>> BEGIN Recorded information

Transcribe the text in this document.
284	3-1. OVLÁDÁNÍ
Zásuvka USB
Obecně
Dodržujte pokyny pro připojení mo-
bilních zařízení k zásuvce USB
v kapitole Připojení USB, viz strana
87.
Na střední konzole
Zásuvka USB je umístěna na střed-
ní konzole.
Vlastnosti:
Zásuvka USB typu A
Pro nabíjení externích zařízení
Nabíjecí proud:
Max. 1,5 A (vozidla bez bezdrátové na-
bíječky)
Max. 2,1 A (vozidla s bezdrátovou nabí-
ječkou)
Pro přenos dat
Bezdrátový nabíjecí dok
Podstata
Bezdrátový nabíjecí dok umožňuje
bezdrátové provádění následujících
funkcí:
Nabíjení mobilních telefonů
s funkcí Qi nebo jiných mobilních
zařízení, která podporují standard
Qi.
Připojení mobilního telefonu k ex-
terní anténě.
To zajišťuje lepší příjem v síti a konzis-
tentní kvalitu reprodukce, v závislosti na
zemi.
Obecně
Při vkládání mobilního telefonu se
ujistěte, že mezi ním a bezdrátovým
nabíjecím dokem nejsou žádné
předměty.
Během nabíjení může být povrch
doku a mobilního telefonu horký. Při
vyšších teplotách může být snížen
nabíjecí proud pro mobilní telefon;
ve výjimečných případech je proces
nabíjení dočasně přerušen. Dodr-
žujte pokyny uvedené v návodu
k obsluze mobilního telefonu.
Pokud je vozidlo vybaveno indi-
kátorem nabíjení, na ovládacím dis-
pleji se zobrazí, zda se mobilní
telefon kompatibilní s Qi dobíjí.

>> END Recorded information

* _Given instruction_
Find the word "mobilního" and list each line it appears in.

* _Answer to the exercise_
Připojení mobilního telefonu k ex-
Při vkládání mobilního telefonu se
doku a mobilního telefonu horký. Při
k obsluze mobilního telefonu.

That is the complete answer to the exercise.